** Opening Extracted text block **
Book Review: “The Best American Science Writing 2009″ ed. Natalie Angier

March 25, 2010

Houghton Mifflin’s annual “Best American” series is getting far-flung. In 1915, the first Best American Short Stories anthology was published. These days, you can get a yearly dose of Best Comics, Best Crime Reporting, Best Medical Writing, Best Short Plays, et cetera. Last year I read The Best American Science and Nature Writing 2008 and was pleased. This year, I just finished reading The Best American Science Writing 2009.

This is not to be confused with The Best American Science and Nature Writing 2009. What the difference actually is between the two (Science versus Science and Nature) is not clear to me. The Science collection I just finished included articles on biology and animal behavior, two topics I’d say slot firmly in the nature camp. But, all right, I’m not one to deny Houghton Mifflin its god-given right to publish a lot of things.

As in all of the Best American books, this year’s science compendium includes a couple dozen short pieces in the indicated genre. These collections make for quick reading; the diversity of the selections usually keeps things interesting, by dint of variety if nothing else.

This book starts off deeply grim. It opens with a horrifying New Yorker article about a woman whose pathological, endless itching causes her to scratch right through her skull into her brain. You’re not done being totally freaked out about that when you’re hit with a follow-up sucker punch of oncology nurse/extreme anxiety/dental procedures, and then the coup de grace: a piece from The New York Times Magazine that not only postulates about fetuses experiencing extreme pain but reminds us that, just a couple of decades ago, emergency surgery on premature newborns was routinely executed without any anesthesia.
** Closing Extracted text block **
** Opening Records supplied block **
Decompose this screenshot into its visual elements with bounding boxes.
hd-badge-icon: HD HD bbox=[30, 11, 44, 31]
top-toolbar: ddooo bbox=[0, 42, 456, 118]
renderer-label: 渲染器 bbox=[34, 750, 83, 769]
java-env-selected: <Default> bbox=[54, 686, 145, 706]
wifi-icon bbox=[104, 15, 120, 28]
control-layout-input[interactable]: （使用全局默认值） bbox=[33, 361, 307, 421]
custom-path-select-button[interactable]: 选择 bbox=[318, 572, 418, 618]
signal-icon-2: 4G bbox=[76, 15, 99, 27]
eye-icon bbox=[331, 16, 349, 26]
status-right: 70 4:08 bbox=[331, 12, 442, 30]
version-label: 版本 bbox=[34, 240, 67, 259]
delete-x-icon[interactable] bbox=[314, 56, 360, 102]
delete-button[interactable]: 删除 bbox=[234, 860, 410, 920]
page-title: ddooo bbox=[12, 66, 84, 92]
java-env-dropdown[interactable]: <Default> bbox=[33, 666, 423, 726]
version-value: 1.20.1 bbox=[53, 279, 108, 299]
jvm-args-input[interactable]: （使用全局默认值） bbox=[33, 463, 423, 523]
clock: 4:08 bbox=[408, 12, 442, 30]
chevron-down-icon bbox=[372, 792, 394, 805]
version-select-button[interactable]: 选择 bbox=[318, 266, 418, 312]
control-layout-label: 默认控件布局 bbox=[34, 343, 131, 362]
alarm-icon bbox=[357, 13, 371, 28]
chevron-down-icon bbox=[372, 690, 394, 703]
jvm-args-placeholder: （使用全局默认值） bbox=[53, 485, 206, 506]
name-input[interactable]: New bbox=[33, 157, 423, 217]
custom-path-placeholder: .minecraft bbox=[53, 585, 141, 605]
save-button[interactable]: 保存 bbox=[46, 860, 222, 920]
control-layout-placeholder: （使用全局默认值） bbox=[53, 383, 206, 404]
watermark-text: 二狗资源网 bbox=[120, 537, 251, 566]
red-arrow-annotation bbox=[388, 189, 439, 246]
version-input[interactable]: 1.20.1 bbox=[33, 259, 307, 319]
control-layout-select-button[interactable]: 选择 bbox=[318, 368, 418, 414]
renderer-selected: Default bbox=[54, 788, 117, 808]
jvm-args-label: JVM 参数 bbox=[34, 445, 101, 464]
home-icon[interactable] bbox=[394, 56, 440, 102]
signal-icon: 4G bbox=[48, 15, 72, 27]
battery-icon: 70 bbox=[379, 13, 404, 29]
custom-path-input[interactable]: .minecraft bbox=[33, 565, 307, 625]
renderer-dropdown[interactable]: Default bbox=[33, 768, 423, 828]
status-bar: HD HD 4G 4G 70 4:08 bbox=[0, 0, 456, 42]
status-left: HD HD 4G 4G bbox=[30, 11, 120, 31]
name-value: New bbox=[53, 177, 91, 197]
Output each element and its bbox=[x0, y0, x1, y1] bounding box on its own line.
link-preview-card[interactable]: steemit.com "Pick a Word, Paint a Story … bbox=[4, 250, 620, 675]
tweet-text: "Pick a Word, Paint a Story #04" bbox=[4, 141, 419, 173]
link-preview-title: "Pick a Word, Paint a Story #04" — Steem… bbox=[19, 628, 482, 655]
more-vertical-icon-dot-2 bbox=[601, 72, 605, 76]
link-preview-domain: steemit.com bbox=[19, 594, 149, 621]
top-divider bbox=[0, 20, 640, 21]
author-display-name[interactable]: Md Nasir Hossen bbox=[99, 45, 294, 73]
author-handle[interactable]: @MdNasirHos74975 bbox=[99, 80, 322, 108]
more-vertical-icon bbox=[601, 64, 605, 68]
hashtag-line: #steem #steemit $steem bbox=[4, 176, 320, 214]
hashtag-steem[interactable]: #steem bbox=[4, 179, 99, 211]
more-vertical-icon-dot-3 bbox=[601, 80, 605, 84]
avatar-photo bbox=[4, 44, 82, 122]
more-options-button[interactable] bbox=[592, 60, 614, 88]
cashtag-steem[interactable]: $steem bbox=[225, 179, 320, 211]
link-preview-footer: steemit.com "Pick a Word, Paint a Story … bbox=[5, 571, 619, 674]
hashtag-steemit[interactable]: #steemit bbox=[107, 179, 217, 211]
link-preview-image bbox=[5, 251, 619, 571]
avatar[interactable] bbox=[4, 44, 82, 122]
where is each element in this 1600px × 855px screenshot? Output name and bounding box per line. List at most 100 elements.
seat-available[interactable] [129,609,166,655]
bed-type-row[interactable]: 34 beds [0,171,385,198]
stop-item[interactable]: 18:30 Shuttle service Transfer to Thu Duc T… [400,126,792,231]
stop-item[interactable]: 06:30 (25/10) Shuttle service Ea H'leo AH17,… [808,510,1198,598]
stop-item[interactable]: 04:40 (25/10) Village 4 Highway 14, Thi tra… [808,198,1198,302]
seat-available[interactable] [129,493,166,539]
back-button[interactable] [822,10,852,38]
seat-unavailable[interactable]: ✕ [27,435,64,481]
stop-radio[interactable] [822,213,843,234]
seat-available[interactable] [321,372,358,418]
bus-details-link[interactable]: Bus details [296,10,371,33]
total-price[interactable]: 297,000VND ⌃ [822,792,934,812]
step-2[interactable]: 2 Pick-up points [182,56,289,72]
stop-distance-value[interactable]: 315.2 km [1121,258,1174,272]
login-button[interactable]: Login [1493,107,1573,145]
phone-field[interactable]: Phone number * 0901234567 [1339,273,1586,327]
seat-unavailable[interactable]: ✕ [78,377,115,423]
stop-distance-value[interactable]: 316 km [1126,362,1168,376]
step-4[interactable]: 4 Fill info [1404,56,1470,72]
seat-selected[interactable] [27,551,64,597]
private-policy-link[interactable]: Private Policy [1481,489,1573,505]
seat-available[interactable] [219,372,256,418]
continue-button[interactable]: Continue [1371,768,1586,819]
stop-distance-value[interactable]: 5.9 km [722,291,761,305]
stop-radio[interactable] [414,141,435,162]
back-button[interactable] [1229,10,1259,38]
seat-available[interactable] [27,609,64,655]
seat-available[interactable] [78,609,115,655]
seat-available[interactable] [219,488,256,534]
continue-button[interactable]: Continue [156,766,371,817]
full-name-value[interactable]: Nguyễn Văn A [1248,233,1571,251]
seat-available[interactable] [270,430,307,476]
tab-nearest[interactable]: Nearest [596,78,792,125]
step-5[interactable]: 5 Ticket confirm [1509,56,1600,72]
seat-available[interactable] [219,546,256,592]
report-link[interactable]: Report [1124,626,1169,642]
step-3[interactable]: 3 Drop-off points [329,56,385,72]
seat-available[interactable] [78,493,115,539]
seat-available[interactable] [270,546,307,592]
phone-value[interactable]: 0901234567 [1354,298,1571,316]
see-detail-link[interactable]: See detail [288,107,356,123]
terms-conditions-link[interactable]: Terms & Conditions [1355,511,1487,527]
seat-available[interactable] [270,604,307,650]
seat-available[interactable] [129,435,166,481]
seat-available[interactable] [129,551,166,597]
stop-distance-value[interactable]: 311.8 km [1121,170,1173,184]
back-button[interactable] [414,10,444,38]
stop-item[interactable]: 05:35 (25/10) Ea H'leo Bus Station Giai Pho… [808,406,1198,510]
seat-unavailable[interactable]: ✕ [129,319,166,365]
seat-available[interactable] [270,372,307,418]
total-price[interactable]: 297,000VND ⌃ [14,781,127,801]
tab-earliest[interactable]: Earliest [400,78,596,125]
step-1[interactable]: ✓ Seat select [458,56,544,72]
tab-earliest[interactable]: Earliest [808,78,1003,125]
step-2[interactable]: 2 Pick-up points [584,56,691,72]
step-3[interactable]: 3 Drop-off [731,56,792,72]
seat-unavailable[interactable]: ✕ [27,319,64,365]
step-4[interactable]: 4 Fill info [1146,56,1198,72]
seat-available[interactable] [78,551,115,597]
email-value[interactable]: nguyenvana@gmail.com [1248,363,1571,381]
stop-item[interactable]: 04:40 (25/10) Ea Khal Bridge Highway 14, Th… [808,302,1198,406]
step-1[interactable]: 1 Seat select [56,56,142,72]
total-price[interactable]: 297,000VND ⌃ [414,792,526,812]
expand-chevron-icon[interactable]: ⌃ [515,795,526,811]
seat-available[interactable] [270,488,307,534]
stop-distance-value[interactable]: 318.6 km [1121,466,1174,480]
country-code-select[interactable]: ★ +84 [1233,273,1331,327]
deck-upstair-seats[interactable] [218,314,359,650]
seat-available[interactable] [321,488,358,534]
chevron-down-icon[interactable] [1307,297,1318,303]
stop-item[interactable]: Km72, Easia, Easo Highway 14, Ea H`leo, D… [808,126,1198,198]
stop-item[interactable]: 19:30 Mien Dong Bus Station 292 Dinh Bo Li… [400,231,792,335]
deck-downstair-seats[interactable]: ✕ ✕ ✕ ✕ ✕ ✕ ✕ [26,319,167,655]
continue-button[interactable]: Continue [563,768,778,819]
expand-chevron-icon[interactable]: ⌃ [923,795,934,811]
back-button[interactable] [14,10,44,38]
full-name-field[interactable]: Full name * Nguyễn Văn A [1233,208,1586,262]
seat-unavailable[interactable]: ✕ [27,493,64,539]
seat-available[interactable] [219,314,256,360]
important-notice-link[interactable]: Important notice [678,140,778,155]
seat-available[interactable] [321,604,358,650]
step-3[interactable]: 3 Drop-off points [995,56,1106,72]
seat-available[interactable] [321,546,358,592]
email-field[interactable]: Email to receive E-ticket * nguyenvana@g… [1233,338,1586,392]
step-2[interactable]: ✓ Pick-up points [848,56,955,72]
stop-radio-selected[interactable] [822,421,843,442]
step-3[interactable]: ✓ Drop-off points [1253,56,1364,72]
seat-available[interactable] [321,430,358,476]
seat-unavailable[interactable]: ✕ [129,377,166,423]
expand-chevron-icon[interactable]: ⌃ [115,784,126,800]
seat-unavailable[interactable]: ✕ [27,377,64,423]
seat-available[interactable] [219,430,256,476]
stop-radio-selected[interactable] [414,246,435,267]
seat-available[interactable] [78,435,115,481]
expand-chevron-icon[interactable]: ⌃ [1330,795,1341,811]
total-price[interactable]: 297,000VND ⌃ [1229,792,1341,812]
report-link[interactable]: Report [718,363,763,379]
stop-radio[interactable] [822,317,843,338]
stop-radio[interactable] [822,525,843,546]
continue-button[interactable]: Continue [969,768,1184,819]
** Closing Records supplied block **
▸ **Required action 1**
According to the book review, in what year was the first Best American Short Stories anthology published?
▸ **Required action 2**
Carry the book review forward from its last sentence, keeping its voice.
Nothing in the listing is needed here.

▸ **Task answer 1**
1915

▸ **Task answer 2**
The good news is, if you’ve made it this far, you have smoother sailing ahead. There’s Jennifer Khan’s brilliant article about the death of a 9/11 first responder that leaves a gorgeous ambivalence about relative truths and the meaning of heroism. Alex Kotlowitz’s story about the treatment of violence in Chicago like a virus—quarantining it and soothing would-be assailants with palliative, panacea counseling from peers—is intriguing, and an offbeat piece from Wired about an eccentric, slightly misanthropic Polish entrepreneur obsessed with systematically remembering everything he learns is, well, offbeat.

Be warned though, because you’re about to get blindsided again. The penultimate chapter is an essay, again from an oncology nurse. “My patient died looking like one of the flesh-eating zombies from 28 Weeks Later,” writes Theresa Brown, right after describing the causal traumatic scene in spurting, nightmarish detail. I made the mistake of reading this at night. I recommend against it.

Like any anthology, this one has its ups and downs. It made for a quick read and a couple of ah-ha moments, but if you miss out on it, you won’t be hopelessly left behind.